[BEGIN Extracted entries]
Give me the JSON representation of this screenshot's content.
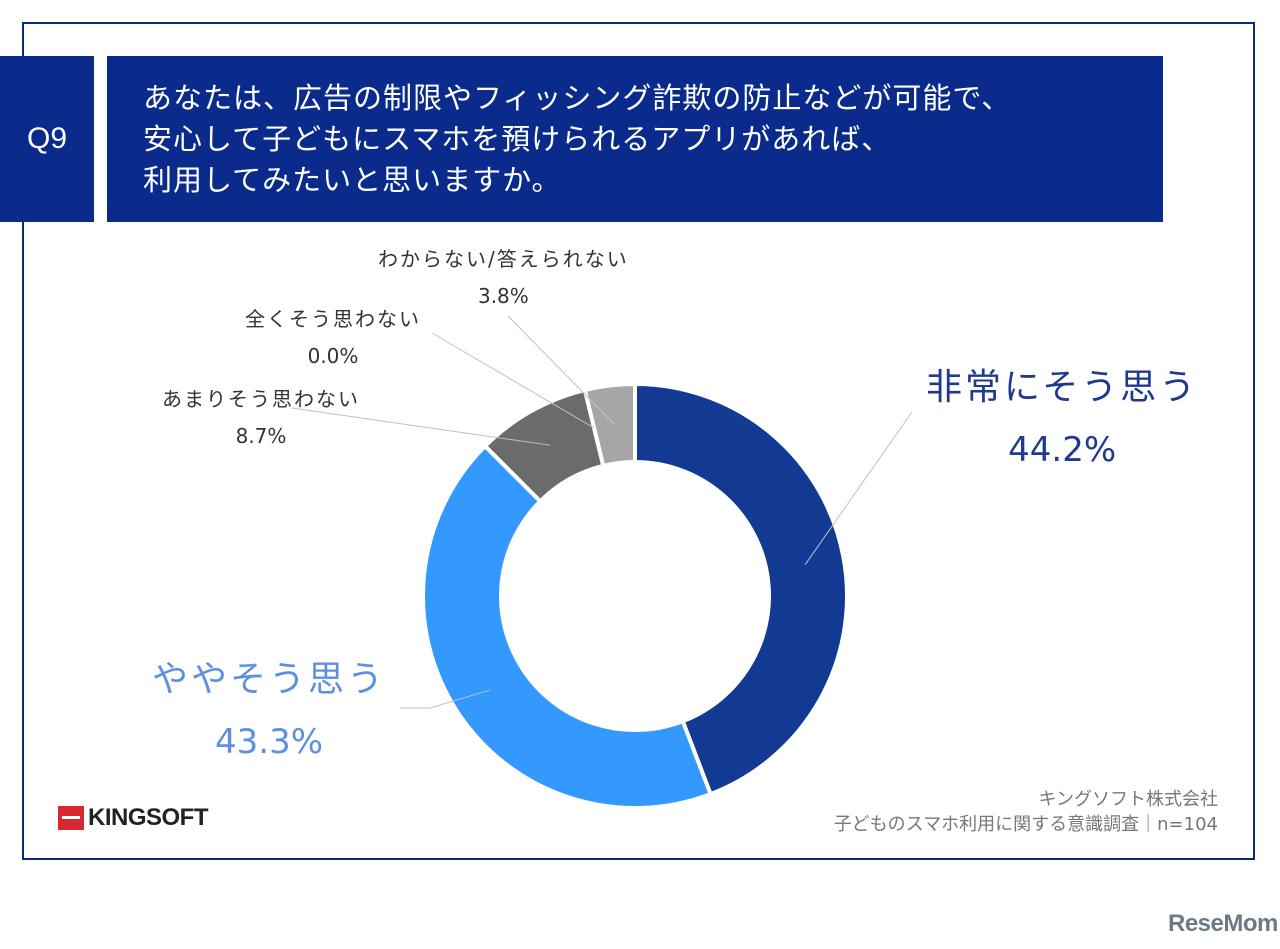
{
  "question": {
    "number": "Q9",
    "lines": [
      "あなたは、広告の制限やフィッシング詐欺の防止などが可能で、",
      "安心して子どもにスマホを預けられるアプリがあれば、",
      "利用してみたいと思いますか。"
    ]
  },
  "chart_data": {
    "type": "pie",
    "donut": true,
    "categories": [
      "非常にそう思う",
      "ややそう思う",
      "あまりそう思わない",
      "全くそう思わない",
      "わからない/答えられない"
    ],
    "values": [
      44.2,
      43.3,
      8.7,
      0.0,
      3.8
    ],
    "value_labels": [
      "44.2%",
      "43.3%",
      "8.7%",
      "0.0%",
      "3.8%"
    ],
    "colors": [
      "#123a92",
      "#3399ff",
      "#6b6b6b",
      "#8a8a8a",
      "#a6a6a6"
    ],
    "start_angle": "12 o'clock",
    "direction": "clockwise"
  },
  "source": {
    "line1": "キングソフト株式会社",
    "line2": "子どものスマホ利用に関する意識調査｜n=104"
  },
  "logo_text": "KINGSOFT",
  "watermark": "ReseMom"
}
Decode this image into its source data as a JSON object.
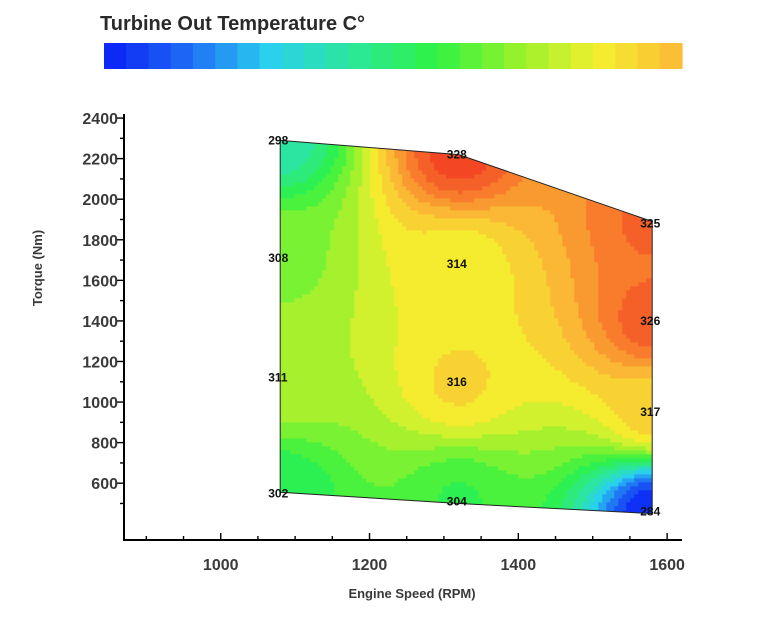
{
  "chart_data": {
    "type": "heatmap",
    "title": "Turbine Out Temperature C°",
    "xlabel": "Engine Speed (RPM)",
    "ylabel": "Torque (Nm)",
    "xlim": [
      870,
      1620
    ],
    "ylim": [
      320,
      2420
    ],
    "x_ticks": [
      1000,
      1200,
      1400,
      1600
    ],
    "y_ticks": [
      600,
      800,
      1000,
      1200,
      1400,
      1600,
      1800,
      2000,
      2200,
      2400
    ],
    "grid": false,
    "colorbar": {
      "position": "top",
      "range": [
        280,
        332
      ],
      "colors": [
        "#0a1ff5",
        "#1e6af5",
        "#2ad0ee",
        "#2be79b",
        "#2ef244",
        "#95f22c",
        "#f5ef2f",
        "#fbb735"
      ]
    },
    "contour_colors": [
      "#0a1ff5",
      "#1e6af5",
      "#2ad0ee",
      "#2be79b",
      "#2ef244",
      "#95f22c",
      "#f5ef2f",
      "#fbb735",
      "#f7732b",
      "#f23a22"
    ],
    "contour_range": [
      284,
      329
    ],
    "points": [
      {
        "x": 1080,
        "y": 2290,
        "value": 298,
        "label": "298"
      },
      {
        "x": 1080,
        "y": 1710,
        "value": 308,
        "label": "308"
      },
      {
        "x": 1080,
        "y": 1120,
        "value": 311,
        "label": "311"
      },
      {
        "x": 1080,
        "y": 550,
        "value": 302,
        "label": "302"
      },
      {
        "x": 1320,
        "y": 2220,
        "value": 328,
        "label": "328"
      },
      {
        "x": 1320,
        "y": 1680,
        "value": 314,
        "label": "314"
      },
      {
        "x": 1320,
        "y": 1100,
        "value": 316,
        "label": "316"
      },
      {
        "x": 1320,
        "y": 510,
        "value": 304,
        "label": "304"
      },
      {
        "x": 1580,
        "y": 1880,
        "value": 325,
        "label": "325"
      },
      {
        "x": 1580,
        "y": 1400,
        "value": 326,
        "label": "326"
      },
      {
        "x": 1580,
        "y": 950,
        "value": 317,
        "label": "317"
      },
      {
        "x": 1580,
        "y": 460,
        "value": 284,
        "label": "284"
      }
    ],
    "region_outline": [
      {
        "x": 1080,
        "y": 2290
      },
      {
        "x": 1320,
        "y": 2220
      },
      {
        "x": 1580,
        "y": 1890
      },
      {
        "x": 1580,
        "y": 450
      },
      {
        "x": 1320,
        "y": 500
      },
      {
        "x": 1080,
        "y": 555
      }
    ]
  }
}
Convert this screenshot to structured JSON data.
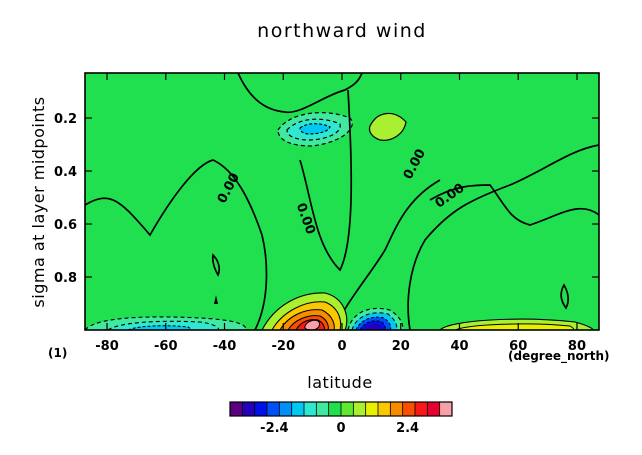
{
  "chart_data": {
    "type": "heatmap",
    "title": "northward wind",
    "xlabel": "latitude",
    "ylabel": "sigma at layer midpoints",
    "x_units": "(degree_north)",
    "y_units_note": "(1)",
    "xlim": [
      -87.5,
      87.5
    ],
    "ylim": [
      1.0,
      0.03
    ],
    "x_ticks": [
      -80,
      -60,
      -40,
      -20,
      0,
      20,
      40,
      60,
      80
    ],
    "y_ticks": [
      0.2,
      0.4,
      0.6,
      0.8
    ],
    "contour_labels": [
      "0.00",
      "0.00",
      "0.00",
      "0.00"
    ],
    "colorbar": {
      "tick_labels": [
        "-2.4",
        "0",
        "2.4"
      ],
      "tick_values": [
        -2.4,
        0,
        2.4
      ],
      "range": [
        -4.0,
        4.0
      ],
      "colors": [
        "#5a0080",
        "#2400b8",
        "#0010e8",
        "#0050f8",
        "#0090f8",
        "#00c8f0",
        "#30e8d0",
        "#40e8a0",
        "#20e050",
        "#60e830",
        "#a8f030",
        "#e8f000",
        "#f8c800",
        "#f88c00",
        "#f85000",
        "#f81818",
        "#e80030",
        "#f8a0a8"
      ]
    },
    "background_color": "#20e050",
    "features": [
      {
        "kind": "min",
        "x": -10,
        "y": 0.23,
        "value": -1.0
      },
      {
        "kind": "max",
        "x": 13,
        "y": 0.23,
        "value": 0.6
      },
      {
        "kind": "max",
        "x": -8,
        "y": 0.96,
        "value": 3.6
      },
      {
        "kind": "min",
        "x": 10,
        "y": 0.96,
        "value": -3.2
      },
      {
        "kind": "min",
        "x": -60,
        "y": 0.985,
        "value": -1.6
      },
      {
        "kind": "max",
        "x": 62,
        "y": 0.985,
        "value": 1.6
      }
    ]
  }
}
[END Extracted entries]
## Your objective
All of the records need repeating exactly, except for the pictures.

## Solution to this problem
Give me the JSON representation of this screenshot's content.
{
  "question": {
    "number": "Q9",
    "lines": [
      "あなたは、広告の制限やフィッシング詐欺の防止などが可能で、",
      "安心して子どもにスマホを預けられるアプリがあれば、",
      "利用してみたいと思いますか。"
    ]
  },
  "chart_data": {
    "type": "pie",
    "donut": true,
    "categories": [
      "非常にそう思う",
      "ややそう思う",
      "あまりそう思わない",
      "全くそう思わない",
      "わからない/答えられない"
    ],
    "values": [
      44.2,
      43.3,
      8.7,
      0.0,
      3.8
    ],
    "value_labels": [
      "44.2%",
      "43.3%",
      "8.7%",
      "0.0%",
      "3.8%"
    ],
    "colors": [
      "#123a92",
      "#3399ff",
      "#6b6b6b",
      "#8a8a8a",
      "#a6a6a6"
    ],
    "start_angle": "12 o'clock",
    "direction": "clockwise"
  },
  "source": {
    "line1": "キングソフト株式会社",
    "line2": "子どものスマホ利用に関する意識調査｜n=104"
  },
  "logo_text": "KINGSOFT",
  "watermark": "ReseMom"
}
Decode this image into its source data as a JSON object.
{
  "chart_data": {
    "type": "heatmap",
    "title": "Turbine Out Temperature C°",
    "xlabel": "Engine Speed (RPM)",
    "ylabel": "Torque (Nm)",
    "xlim": [
      870,
      1620
    ],
    "ylim": [
      320,
      2420
    ],
    "x_ticks": [
      1000,
      1200,
      1400,
      1600
    ],
    "y_ticks": [
      600,
      800,
      1000,
      1200,
      1400,
      1600,
      1800,
      2000,
      2200,
      2400
    ],
    "grid": false,
    "colorbar": {
      "position": "top",
      "range": [
        280,
        332
      ],
      "colors": [
        "#0a1ff5",
        "#1e6af5",
        "#2ad0ee",
        "#2be79b",
        "#2ef244",
        "#95f22c",
        "#f5ef2f",
        "#fbb735"
      ]
    },
    "contour_colors": [
      "#0a1ff5",
      "#1e6af5",
      "#2ad0ee",
      "#2be79b",
      "#2ef244",
      "#95f22c",
      "#f5ef2f",
      "#fbb735",
      "#f7732b",
      "#f23a22"
    ],
    "contour_range": [
      284,
      329
    ],
    "points": [
      {
        "x": 1080,
        "y": 2290,
        "value": 298,
        "label": "298"
      },
      {
        "x": 1080,
        "y": 1710,
        "value": 308,
        "label": "308"
      },
      {
        "x": 1080,
        "y": 1120,
        "value": 311,
        "label": "311"
      },
      {
        "x": 1080,
        "y": 550,
        "value": 302,
        "label": "302"
      },
      {
        "x": 1320,
        "y": 2220,
        "value": 328,
        "label": "328"
      },
      {
        "x": 1320,
        "y": 1680,
        "value": 314,
        "label": "314"
      },
      {
        "x": 1320,
        "y": 1100,
        "value": 316,
        "label": "316"
      },
      {
        "x": 1320,
        "y": 510,
        "value": 304,
        "label": "304"
      },
      {
        "x": 1580,
        "y": 1880,
        "value": 325,
        "label": "325"
      },
      {
        "x": 1580,
        "y": 1400,
        "value": 326,
        "label": "326"
      },
      {
        "x": 1580,
        "y": 950,
        "value": 317,
        "label": "317"
      },
      {
        "x": 1580,
        "y": 460,
        "value": 284,
        "label": "284"
      }
    ],
    "region_outline": [
      {
        "x": 1080,
        "y": 2290
      },
      {
        "x": 1320,
        "y": 2220
      },
      {
        "x": 1580,
        "y": 1890
      },
      {
        "x": 1580,
        "y": 450
      },
      {
        "x": 1320,
        "y": 500
      },
      {
        "x": 1080,
        "y": 555
      }
    ]
  }
}
Convert this screenshot to structured JSON data.
{
  "chart_data": {
    "type": "heatmap",
    "title": "northward wind",
    "xlabel": "latitude",
    "ylabel": "sigma at layer midpoints",
    "x_units": "(degree_north)",
    "y_units_note": "(1)",
    "xlim": [
      -87.5,
      87.5
    ],
    "ylim": [
      1.0,
      0.03
    ],
    "x_ticks": [
      -80,
      -60,
      -40,
      -20,
      0,
      20,
      40,
      60,
      80
    ],
    "y_ticks": [
      0.2,
      0.4,
      0.6,
      0.8
    ],
    "contour_labels": [
      "0.00",
      "0.00",
      "0.00",
      "0.00"
    ],
    "colorbar": {
      "tick_labels": [
        "-2.4",
        "0",
        "2.4"
      ],
      "tick_values": [
        -2.4,
        0,
        2.4
      ],
      "range": [
        -4.0,
        4.0
      ],
      "colors": [
        "#5a0080",
        "#2400b8",
        "#0010e8",
        "#0050f8",
        "#0090f8",
        "#00c8f0",
        "#30e8d0",
        "#40e8a0",
        "#20e050",
        "#60e830",
        "#a8f030",
        "#e8f000",
        "#f8c800",
        "#f88c00",
        "#f85000",
        "#f81818",
        "#e80030",
        "#f8a0a8"
      ]
    },
    "background_color": "#20e050",
    "features": [
      {
        "kind": "min",
        "x": -10,
        "y": 0.23,
        "value": -1.0
      },
      {
        "kind": "max",
        "x": 13,
        "y": 0.23,
        "value": 0.6
      },
      {
        "kind": "max",
        "x": -8,
        "y": 0.96,
        "value": 3.6
      },
      {
        "kind": "min",
        "x": 10,
        "y": 0.96,
        "value": -3.2
      },
      {
        "kind": "min",
        "x": -60,
        "y": 0.985,
        "value": -1.6
      },
      {
        "kind": "max",
        "x": 62,
        "y": 0.985,
        "value": 1.6
      }
    ]
  }
}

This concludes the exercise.